[Extracted records]
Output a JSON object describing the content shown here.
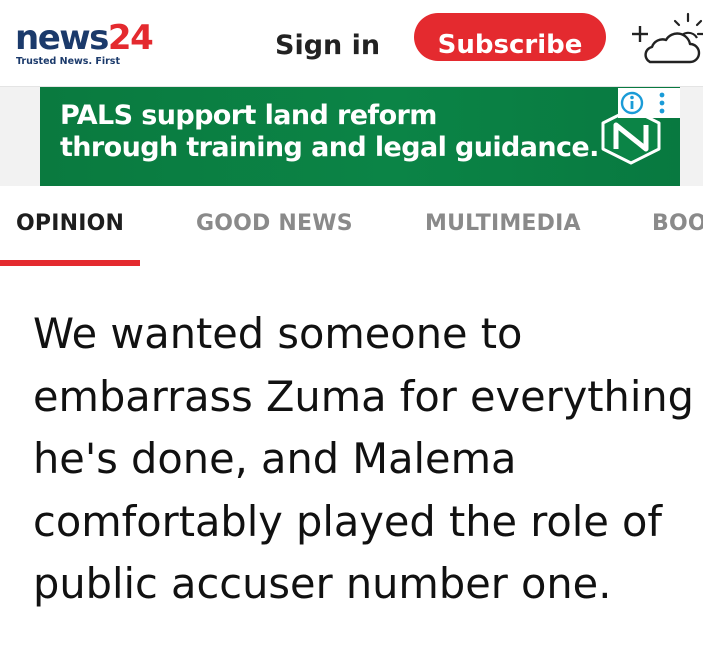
{
  "header": {
    "logo": {
      "word": "news",
      "number": "24",
      "tagline": "Trusted News. First"
    },
    "signin_label": "Sign in",
    "subscribe_label": "Subscribe",
    "weather_icon": "add-weather-icon"
  },
  "ad": {
    "line1": "PALS support land reform",
    "line2": "through training and legal guidance.",
    "brand_icon": "nedbank-logo-icon",
    "choices_icons": [
      "info-icon",
      "more-options-icon"
    ]
  },
  "tabs": [
    {
      "label": "OPINION",
      "active": true
    },
    {
      "label": "GOOD NEWS",
      "active": false
    },
    {
      "label": "MULTIMEDIA",
      "active": false
    },
    {
      "label": "BOO",
      "active": false
    }
  ],
  "article": {
    "quote_lines": [
      "We wanted someone to",
      "embarrass Zuma for everything",
      "he's done, and Malema",
      "comfortably played the role of",
      "public accuser number one."
    ]
  },
  "colors": {
    "brand_navy": "#1b3a6b",
    "brand_red": "#e42a2f",
    "ad_green": "#0b8446",
    "choices_blue": "#1a9bd7"
  }
}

## INSTRUCTION
Without the pictures, return all the records precisely as they stand.

## WRITTEN RESPONSE
Output a JSON object describing the content shown here.
{
  "header": {
    "logo": {
      "word": "news",
      "number": "24",
      "tagline": "Trusted News. First"
    },
    "signin_label": "Sign in",
    "subscribe_label": "Subscribe",
    "weather_icon": "add-weather-icon"
  },
  "ad": {
    "line1": "PALS support land reform",
    "line2": "through training and legal guidance.",
    "brand_icon": "nedbank-logo-icon",
    "choices_icons": [
      "info-icon",
      "more-options-icon"
    ]
  },
  "tabs": [
    {
      "label": "OPINION",
      "active": true
    },
    {
      "label": "GOOD NEWS",
      "active": false
    },
    {
      "label": "MULTIMEDIA",
      "active": false
    },
    {
      "label": "BOO",
      "active": false
    }
  ],
  "article": {
    "quote_lines": [
      "We wanted someone to",
      "embarrass Zuma for everything",
      "he's done, and Malema",
      "comfortably played the role of",
      "public accuser number one."
    ]
  },
  "colors": {
    "brand_navy": "#1b3a6b",
    "brand_red": "#e42a2f",
    "ad_green": "#0b8446",
    "choices_blue": "#1a9bd7"
  }
}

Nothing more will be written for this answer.